§ Excerpts from a layout annotation set:
⁂

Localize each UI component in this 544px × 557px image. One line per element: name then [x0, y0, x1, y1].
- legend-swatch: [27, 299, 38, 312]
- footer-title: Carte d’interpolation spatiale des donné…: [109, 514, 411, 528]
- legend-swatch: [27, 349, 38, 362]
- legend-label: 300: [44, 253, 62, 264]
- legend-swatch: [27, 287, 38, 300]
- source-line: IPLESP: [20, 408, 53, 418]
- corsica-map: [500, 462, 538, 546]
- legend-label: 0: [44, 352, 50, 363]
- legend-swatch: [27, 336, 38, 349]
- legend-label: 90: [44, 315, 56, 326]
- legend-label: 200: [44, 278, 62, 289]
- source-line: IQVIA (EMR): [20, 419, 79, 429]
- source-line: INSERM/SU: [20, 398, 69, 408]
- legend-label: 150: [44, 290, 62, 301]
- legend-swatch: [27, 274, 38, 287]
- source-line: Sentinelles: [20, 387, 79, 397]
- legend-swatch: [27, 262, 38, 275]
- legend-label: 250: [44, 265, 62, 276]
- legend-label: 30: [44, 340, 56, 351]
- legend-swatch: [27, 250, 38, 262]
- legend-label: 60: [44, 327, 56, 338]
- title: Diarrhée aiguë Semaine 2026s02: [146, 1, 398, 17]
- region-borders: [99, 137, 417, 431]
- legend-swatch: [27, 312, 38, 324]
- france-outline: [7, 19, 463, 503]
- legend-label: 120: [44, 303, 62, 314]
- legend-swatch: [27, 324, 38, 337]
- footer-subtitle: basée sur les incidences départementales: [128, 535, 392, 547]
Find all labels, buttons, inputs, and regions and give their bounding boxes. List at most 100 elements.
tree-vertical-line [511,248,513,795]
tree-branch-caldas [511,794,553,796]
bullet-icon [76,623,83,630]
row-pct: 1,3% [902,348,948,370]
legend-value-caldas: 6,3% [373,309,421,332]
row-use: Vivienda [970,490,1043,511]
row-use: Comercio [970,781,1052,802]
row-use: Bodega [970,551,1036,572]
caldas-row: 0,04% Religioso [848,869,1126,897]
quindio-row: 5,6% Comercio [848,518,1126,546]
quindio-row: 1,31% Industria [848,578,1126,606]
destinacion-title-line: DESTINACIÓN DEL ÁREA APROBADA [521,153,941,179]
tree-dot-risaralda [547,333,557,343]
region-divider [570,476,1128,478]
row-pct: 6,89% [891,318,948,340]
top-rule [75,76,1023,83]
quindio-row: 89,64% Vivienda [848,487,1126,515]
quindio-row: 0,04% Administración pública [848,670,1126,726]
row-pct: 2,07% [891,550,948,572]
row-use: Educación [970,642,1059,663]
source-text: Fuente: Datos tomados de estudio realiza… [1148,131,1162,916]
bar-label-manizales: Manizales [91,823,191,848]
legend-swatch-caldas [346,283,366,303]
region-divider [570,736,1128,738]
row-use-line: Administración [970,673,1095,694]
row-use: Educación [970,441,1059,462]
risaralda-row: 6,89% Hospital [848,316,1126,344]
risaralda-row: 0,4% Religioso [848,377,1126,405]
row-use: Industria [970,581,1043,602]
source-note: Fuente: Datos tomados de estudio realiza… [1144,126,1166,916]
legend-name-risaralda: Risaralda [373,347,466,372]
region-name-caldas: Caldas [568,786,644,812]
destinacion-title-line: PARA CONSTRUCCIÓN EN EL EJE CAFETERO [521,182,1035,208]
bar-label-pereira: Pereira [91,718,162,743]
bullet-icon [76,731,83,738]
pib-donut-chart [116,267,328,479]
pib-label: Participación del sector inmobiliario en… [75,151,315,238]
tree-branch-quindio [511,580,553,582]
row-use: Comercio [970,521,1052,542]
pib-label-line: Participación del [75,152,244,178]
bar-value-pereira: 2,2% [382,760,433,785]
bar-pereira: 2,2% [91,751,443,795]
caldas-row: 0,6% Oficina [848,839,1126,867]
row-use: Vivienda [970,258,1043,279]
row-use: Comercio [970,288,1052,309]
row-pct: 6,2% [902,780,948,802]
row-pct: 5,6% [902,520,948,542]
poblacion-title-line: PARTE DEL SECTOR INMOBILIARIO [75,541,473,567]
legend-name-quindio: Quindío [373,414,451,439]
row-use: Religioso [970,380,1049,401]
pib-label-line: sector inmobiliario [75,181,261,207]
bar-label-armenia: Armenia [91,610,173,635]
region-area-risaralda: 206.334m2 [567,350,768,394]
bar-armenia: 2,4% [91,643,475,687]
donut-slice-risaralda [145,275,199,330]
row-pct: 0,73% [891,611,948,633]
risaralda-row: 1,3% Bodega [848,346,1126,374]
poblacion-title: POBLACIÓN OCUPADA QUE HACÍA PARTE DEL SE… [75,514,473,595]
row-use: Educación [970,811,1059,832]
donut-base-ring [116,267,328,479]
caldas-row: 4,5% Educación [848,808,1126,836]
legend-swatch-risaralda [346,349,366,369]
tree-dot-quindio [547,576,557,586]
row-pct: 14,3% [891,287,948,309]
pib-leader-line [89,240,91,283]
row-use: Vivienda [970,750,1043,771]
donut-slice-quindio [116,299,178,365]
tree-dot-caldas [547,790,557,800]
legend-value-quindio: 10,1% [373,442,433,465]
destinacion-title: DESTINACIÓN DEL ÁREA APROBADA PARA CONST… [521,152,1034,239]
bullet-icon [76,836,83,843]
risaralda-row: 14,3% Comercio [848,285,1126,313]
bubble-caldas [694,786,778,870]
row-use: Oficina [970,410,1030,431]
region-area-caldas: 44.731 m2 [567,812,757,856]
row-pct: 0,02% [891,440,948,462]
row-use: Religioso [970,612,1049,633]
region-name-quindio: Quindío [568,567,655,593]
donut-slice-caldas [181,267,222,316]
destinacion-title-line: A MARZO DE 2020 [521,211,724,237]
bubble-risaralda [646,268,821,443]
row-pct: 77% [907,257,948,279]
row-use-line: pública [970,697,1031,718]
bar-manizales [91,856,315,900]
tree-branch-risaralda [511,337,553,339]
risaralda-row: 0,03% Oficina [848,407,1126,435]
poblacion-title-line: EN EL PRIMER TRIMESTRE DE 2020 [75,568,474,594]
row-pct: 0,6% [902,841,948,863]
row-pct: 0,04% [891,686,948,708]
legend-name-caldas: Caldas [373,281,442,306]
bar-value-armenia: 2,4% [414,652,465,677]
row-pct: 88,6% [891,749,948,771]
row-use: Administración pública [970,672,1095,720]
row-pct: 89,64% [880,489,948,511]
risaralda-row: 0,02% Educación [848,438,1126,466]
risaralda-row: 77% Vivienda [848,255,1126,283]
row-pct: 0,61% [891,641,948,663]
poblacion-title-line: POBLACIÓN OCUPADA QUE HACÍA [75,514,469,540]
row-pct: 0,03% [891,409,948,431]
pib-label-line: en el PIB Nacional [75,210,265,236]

⁂

§ Written problem:
Reproduce every line of the records above word for word, leaving nothing out.

§ Result:
Localize each UI component in this 544px × 557px image. One line per element: name then [x0, y0, x1, y1].
- legend-swatch: [27, 299, 38, 312]
- footer-title: Carte d’interpolation spatiale des donné…: [109, 514, 411, 528]
- legend-swatch: [27, 349, 38, 362]
- legend-label: 300: [44, 253, 62, 264]
- legend-swatch: [27, 287, 38, 300]
- source-line: IPLESP: [20, 408, 53, 418]
- corsica-map: [500, 462, 538, 546]
- legend-label: 0: [44, 352, 50, 363]
- legend-swatch: [27, 336, 38, 349]
- legend-label: 90: [44, 315, 56, 326]
- legend-label: 200: [44, 278, 62, 289]
- source-line: IQVIA (EMR): [20, 419, 79, 429]
- source-line: INSERM/SU: [20, 398, 69, 408]
- legend-label: 150: [44, 290, 62, 301]
- legend-swatch: [27, 274, 38, 287]
- source-line: Sentinelles: [20, 387, 79, 397]
- legend-swatch: [27, 262, 38, 275]
- legend-label: 250: [44, 265, 62, 276]
- legend-label: 30: [44, 340, 56, 351]
- legend-swatch: [27, 250, 38, 262]
- legend-label: 60: [44, 327, 56, 338]
- title: Diarrhée aiguë Semaine 2026s02: [146, 1, 398, 17]
- region-borders: [99, 137, 417, 431]
- legend-swatch: [27, 312, 38, 324]
- france-outline: [7, 19, 463, 503]
- legend-label: 120: [44, 303, 62, 314]
- legend-swatch: [27, 324, 38, 337]
- footer-subtitle: basée sur les incidences départementales: [128, 535, 392, 547]
Find all labels, buttons, inputs, and regions and give their bounding boxes. List at most 100 elements.
tree-vertical-line [511,248,513,795]
tree-branch-caldas [511,794,553,796]
bullet-icon [76,623,83,630]
row-pct: 1,3% [902,348,948,370]
legend-value-caldas: 6,3% [373,309,421,332]
row-use: Vivienda [970,490,1043,511]
row-use: Comercio [970,781,1052,802]
row-use: Bodega [970,551,1036,572]
caldas-row: 0,04% Religioso [848,869,1126,897]
quindio-row: 5,6% Comercio [848,518,1126,546]
quindio-row: 1,31% Industria [848,578,1126,606]
destinacion-title-line: DESTINACIÓN DEL ÁREA APROBADA [521,153,941,179]
tree-dot-risaralda [547,333,557,343]
region-divider [570,476,1128,478]
row-pct: 6,89% [891,318,948,340]
top-rule [75,76,1023,83]
quindio-row: 89,64% Vivienda [848,487,1126,515]
quindio-row: 0,04% Administración pública [848,670,1126,726]
row-pct: 2,07% [891,550,948,572]
row-use: Educación [970,642,1059,663]
source-text: Fuente: Datos tomados de estudio realiza… [1148,131,1162,916]
bar-label-manizales: Manizales [91,823,191,848]
legend-swatch-caldas [346,283,366,303]
region-divider [570,736,1128,738]
row-use-line: Administración [970,673,1095,694]
row-use: Educación [970,441,1059,462]
risaralda-row: 6,89% Hospital [848,316,1126,344]
risaralda-row: 0,4% Religioso [848,377,1126,405]
row-use: Industria [970,581,1043,602]
source-note: Fuente: Datos tomados de estudio realiza… [1144,126,1166,916]
legend-name-risaralda: Risaralda [373,347,466,372]
region-name-caldas: Caldas [568,786,644,812]
destinacion-title-line: PARA CONSTRUCCIÓN EN EL EJE CAFETERO [521,182,1035,208]
bar-label-pereira: Pereira [91,718,162,743]
bullet-icon [76,731,83,738]
pib-donut-chart [116,267,328,479]
pib-label: Participación del sector inmobiliario en… [75,151,315,238]
tree-branch-quindio [511,580,553,582]
row-use: Comercio [970,521,1052,542]
pib-label-line: Participación del [75,152,244,178]
bar-value-pereira: 2,2% [382,760,433,785]
bar-pereira: 2,2% [91,751,443,795]
caldas-row: 0,6% Oficina [848,839,1126,867]
row-use: Vivienda [970,258,1043,279]
row-use: Comercio [970,288,1052,309]
row-pct: 6,2% [902,780,948,802]
row-pct: 5,6% [902,520,948,542]
poblacion-title-line: PARTE DEL SECTOR INMOBILIARIO [75,541,473,567]
legend-name-quindio: Quindío [373,414,451,439]
row-use: Religioso [970,380,1049,401]
pib-label-line: sector inmobiliario [75,181,261,207]
bar-label-armenia: Armenia [91,610,173,635]
region-area-risaralda: 206.334m2 [567,350,768,394]
bar-armenia: 2,4% [91,643,475,687]
donut-slice-risaralda [145,275,199,330]
row-pct: 0,73% [891,611,948,633]
risaralda-row: 1,3% Bodega [848,346,1126,374]
poblacion-title: POBLACIÓN OCUPADA QUE HACÍA PARTE DEL SE… [75,514,473,595]
row-use: Educación [970,811,1059,832]
donut-base-ring [116,267,328,479]
caldas-row: 4,5% Educación [848,808,1126,836]
legend-swatch-risaralda [346,349,366,369]
tree-dot-quindio [547,576,557,586]
row-pct: 14,3% [891,287,948,309]
pib-leader-line [89,240,91,283]
row-use: Vivienda [970,750,1043,771]
donut-slice-quindio [116,299,178,365]
tree-dot-caldas [547,790,557,800]
legend-value-quindio: 10,1% [373,442,433,465]
destinacion-title: DESTINACIÓN DEL ÁREA APROBADA PARA CONST… [521,152,1034,239]
bullet-icon [76,836,83,843]
risaralda-row: 14,3% Comercio [848,285,1126,313]
bubble-caldas [694,786,778,870]
row-use: Oficina [970,410,1030,431]
region-area-caldas: 44.731 m2 [567,812,757,856]
row-pct: 0,02% [891,440,948,462]
row-use: Religioso [970,612,1049,633]
region-name-quindio: Quindío [568,567,655,593]
donut-slice-caldas [181,267,222,316]
destinacion-title-line: A MARZO DE 2020 [521,211,724,237]
bubble-risaralda [646,268,821,443]
row-pct: 77% [907,257,948,279]
row-use-line: pública [970,697,1031,718]
bar-manizales [91,856,315,900]
tree-branch-risaralda [511,337,553,339]
risaralda-row: 0,03% Oficina [848,407,1126,435]
poblacion-title-line: EN EL PRIMER TRIMESTRE DE 2020 [75,568,474,594]
row-pct: 0,6% [902,841,948,863]
row-pct: 0,04% [891,686,948,708]
legend-name-caldas: Caldas [373,281,442,306]
bar-value-armenia: 2,4% [414,652,465,677]
row-pct: 88,6% [891,749,948,771]
row-use: Administración pública [970,672,1095,720]
row-pct: 89,64% [880,489,948,511]
risaralda-row: 0,02% Educación [848,438,1126,466]
risaralda-row: 77% Vivienda [848,255,1126,283]
row-pct: 0,61% [891,641,948,663]
poblacion-title-line: POBLACIÓN OCUPADA QUE HACÍA [75,514,469,540]
row-pct: 0,03% [891,409,948,431]
pib-label-line: en el PIB Nacional [75,210,265,236]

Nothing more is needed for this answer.